====== Entries ======
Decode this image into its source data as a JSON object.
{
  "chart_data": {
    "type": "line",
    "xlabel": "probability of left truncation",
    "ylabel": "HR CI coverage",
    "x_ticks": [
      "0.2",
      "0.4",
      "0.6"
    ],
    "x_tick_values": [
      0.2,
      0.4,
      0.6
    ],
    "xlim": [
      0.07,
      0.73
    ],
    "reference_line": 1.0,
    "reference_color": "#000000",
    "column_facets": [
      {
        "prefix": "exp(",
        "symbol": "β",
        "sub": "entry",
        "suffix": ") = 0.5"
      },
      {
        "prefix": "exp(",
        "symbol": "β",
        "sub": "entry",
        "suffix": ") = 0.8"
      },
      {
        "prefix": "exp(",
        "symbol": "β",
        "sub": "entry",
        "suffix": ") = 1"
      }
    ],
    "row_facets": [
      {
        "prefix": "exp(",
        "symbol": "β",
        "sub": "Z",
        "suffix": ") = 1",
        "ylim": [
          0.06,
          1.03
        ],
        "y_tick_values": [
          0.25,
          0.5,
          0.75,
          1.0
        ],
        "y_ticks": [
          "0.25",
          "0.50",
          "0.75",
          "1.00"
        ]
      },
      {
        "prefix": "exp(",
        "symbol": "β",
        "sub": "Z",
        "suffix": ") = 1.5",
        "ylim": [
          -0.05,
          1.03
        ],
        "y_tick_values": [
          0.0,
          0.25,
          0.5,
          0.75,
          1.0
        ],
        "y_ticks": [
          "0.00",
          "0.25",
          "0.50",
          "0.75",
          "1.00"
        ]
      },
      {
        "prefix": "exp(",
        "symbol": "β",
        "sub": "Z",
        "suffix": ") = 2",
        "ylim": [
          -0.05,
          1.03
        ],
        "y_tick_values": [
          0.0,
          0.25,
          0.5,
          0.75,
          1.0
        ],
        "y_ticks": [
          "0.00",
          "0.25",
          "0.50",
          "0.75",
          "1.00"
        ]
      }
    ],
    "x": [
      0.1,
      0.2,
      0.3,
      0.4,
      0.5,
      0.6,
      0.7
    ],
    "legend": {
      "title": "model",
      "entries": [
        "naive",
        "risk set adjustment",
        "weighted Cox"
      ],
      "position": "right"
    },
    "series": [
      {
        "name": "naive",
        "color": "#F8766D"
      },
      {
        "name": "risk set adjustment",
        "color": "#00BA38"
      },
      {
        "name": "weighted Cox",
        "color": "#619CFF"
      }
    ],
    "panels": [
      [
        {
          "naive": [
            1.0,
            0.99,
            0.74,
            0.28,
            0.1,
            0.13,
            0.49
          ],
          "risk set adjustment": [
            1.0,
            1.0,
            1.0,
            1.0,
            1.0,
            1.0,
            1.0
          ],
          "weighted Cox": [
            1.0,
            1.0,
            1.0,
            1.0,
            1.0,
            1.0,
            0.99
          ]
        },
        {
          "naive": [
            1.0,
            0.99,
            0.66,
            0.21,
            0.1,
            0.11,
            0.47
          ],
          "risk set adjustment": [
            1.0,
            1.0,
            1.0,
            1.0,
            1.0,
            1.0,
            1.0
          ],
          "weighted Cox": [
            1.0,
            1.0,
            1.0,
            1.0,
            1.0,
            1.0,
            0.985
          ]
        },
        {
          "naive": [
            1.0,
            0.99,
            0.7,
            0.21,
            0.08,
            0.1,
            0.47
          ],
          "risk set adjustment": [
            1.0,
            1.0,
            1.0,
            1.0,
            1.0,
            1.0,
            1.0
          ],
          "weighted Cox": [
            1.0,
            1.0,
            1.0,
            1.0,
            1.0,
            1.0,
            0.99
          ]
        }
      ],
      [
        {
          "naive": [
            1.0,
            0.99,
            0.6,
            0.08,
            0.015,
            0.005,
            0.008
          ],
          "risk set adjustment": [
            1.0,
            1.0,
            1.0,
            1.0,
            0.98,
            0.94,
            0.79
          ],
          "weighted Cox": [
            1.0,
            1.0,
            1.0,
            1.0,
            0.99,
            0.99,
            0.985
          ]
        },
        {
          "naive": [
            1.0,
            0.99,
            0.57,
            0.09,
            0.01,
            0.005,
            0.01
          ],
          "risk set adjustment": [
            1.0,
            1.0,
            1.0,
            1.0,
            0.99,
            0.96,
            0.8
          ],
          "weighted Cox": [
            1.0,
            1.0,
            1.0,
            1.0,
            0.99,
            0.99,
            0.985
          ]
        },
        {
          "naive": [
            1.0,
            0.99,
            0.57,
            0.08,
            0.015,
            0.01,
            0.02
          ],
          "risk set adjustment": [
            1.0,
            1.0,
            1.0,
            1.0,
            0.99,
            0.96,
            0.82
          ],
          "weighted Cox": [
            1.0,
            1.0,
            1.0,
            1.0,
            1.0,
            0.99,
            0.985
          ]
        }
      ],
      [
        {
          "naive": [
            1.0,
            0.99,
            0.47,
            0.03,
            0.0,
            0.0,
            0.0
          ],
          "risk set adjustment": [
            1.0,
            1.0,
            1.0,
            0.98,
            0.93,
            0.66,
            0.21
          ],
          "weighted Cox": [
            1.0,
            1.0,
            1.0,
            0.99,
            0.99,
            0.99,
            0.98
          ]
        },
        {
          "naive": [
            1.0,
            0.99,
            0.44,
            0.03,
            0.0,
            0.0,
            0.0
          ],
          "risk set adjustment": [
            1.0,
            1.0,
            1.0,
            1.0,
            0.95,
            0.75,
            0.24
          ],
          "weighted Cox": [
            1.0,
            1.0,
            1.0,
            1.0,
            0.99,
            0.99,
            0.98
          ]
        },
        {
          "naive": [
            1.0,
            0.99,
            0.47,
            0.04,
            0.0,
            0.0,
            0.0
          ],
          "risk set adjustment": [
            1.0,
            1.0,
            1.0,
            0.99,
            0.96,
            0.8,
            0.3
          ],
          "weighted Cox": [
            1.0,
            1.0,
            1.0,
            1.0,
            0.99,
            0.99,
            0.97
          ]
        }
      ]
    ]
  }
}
======
▶ **What the exercise asks**
From the records, copy every line that has the string "name" in it.

▶ **Written response**
        "name": "naive",
        "name": "risk set adjustment",
        "name": "weighted Cox",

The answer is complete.